== Directions for this task ==
Each line of the listing that contains the word "JSON" is to be copied.

====== Exercise material

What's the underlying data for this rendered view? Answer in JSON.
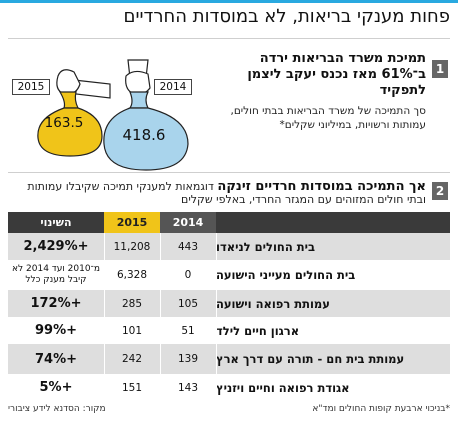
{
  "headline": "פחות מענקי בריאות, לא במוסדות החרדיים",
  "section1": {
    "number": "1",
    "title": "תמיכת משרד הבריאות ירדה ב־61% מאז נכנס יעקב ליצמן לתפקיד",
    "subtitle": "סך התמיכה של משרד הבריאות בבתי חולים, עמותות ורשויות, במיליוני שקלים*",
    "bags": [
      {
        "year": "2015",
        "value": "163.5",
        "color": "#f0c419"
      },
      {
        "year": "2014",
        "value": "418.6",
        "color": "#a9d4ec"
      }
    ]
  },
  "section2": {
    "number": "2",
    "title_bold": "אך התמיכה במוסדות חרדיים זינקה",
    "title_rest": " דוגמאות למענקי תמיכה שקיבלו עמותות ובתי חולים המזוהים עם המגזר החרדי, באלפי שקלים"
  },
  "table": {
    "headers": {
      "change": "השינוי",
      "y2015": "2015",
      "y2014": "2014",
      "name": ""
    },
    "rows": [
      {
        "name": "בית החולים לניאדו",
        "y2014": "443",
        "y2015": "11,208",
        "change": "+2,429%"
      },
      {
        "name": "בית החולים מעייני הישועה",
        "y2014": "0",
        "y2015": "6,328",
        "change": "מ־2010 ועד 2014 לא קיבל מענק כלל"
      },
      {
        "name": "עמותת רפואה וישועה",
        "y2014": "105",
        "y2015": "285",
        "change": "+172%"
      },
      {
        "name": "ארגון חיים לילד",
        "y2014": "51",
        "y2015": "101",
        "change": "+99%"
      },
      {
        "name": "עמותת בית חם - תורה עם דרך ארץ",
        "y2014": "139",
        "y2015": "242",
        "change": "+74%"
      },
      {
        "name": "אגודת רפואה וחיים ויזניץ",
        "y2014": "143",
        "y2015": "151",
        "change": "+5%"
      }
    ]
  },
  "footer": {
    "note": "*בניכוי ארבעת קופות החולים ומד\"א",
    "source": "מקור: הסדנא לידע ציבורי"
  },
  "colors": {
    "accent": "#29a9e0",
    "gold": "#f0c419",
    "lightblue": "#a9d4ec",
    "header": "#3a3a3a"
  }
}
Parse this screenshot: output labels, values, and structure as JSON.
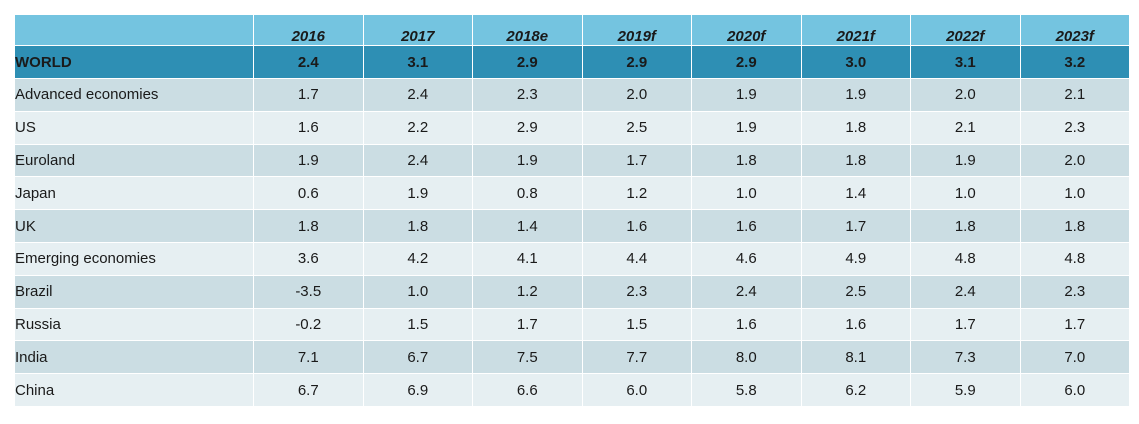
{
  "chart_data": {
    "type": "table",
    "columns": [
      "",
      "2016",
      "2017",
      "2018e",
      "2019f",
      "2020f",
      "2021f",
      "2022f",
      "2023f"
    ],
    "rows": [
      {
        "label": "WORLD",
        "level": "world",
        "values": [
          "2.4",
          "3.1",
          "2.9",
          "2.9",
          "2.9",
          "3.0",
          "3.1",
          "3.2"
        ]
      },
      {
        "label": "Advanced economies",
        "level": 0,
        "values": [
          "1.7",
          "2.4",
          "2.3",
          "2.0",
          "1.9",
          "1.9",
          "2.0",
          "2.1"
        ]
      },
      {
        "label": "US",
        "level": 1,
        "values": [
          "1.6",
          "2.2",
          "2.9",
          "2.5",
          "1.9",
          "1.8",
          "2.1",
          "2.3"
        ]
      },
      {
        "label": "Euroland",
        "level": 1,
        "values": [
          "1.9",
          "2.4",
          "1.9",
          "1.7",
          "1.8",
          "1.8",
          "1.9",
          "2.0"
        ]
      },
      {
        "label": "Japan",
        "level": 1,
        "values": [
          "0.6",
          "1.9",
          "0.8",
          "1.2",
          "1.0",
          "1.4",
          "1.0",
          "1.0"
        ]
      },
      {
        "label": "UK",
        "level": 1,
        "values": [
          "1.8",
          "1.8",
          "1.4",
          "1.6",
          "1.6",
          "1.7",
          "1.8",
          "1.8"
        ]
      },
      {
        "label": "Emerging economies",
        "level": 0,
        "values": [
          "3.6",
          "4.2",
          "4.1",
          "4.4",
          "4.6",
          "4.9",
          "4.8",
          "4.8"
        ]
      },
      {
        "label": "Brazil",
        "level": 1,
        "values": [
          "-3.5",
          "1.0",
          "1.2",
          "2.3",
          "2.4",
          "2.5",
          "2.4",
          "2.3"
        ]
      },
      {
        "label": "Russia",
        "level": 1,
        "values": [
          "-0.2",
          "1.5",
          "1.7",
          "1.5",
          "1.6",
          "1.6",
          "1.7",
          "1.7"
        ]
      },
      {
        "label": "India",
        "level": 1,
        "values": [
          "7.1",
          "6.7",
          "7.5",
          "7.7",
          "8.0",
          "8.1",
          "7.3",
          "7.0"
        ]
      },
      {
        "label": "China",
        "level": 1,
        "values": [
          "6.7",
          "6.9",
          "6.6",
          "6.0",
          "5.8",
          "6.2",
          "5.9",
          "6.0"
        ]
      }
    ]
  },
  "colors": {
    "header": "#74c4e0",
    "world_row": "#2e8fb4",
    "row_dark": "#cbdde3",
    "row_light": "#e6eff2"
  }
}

============

== Result of this task ==
What's the underlying data for this rendered view? Answer in JSON.
Parse this screenshot: output labels, values, and structure as JSON.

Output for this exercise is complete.